* _Excerpt provided_
* * * * *

French rock group (1970s–80s)

Little Bob Story were a French rock group from Le Havre, formed in 1971.

== Biography ==
Little Bob Story were initially made up of Little Bob (Roberto Piazza) on vocals, Guy-Georges Gremy (guitar), Barbe Noire (bass) and Mino Quertier (drums). They were managed by Roberto's brother and occasionally had tours booked by booking agent Christian Brunet who also booked Musicorama at the Olympia.

Little Bob Story, played rock and roll music similar to pub rock, and were one of the few French groups to get some recognition in the United Kingdom. In 1976 they signed with Chiswick Records and took advantage of the explosion of punk rock. They were the only French act included on the New Wave compilation album, which was released in the UK in 1977. They played the Mont-de-Marsan punk festival in both 1976 and 1977 but were unable to replicate their UK success in France and disbanded in virtual anonymity in 1989.

* * * * *

* _Task goal_
Reproduce the part of the Little Bob Story text that opens with the words containing "Little Bob Story were a" and closes with "at the Olympia.". The lines after this are separate material.

* * * * *

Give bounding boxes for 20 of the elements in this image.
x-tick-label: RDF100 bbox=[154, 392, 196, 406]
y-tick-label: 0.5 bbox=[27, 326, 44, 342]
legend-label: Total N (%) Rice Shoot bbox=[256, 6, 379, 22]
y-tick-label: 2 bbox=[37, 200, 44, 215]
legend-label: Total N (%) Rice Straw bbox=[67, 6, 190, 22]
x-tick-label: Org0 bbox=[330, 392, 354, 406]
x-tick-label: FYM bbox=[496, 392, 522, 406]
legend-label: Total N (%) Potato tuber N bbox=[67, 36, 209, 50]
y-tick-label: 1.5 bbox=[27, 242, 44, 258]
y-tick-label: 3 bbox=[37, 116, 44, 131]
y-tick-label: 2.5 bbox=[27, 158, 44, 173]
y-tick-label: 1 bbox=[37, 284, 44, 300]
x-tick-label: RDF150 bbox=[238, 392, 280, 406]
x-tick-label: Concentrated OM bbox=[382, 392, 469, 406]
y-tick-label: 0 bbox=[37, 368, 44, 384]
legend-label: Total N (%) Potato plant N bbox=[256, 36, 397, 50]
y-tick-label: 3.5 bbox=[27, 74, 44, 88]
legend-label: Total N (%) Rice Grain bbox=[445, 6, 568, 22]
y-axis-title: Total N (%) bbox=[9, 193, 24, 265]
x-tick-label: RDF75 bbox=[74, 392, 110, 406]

* * * * *

* _Reply_
Little Bob Story were a French rock group from Le Havre, formed in 1971.

== Biography ==
Little Bob Story were initially made up of Little Bob (Roberto Piazza) on vocals, Guy-Georges Gremy (guitar), Barbe Noire (bass) and Mino Quertier (drums). They were managed by Roberto's brother and occasionally had tours booked by booking agent Christian Brunet who also booked Musicorama at the Olympia.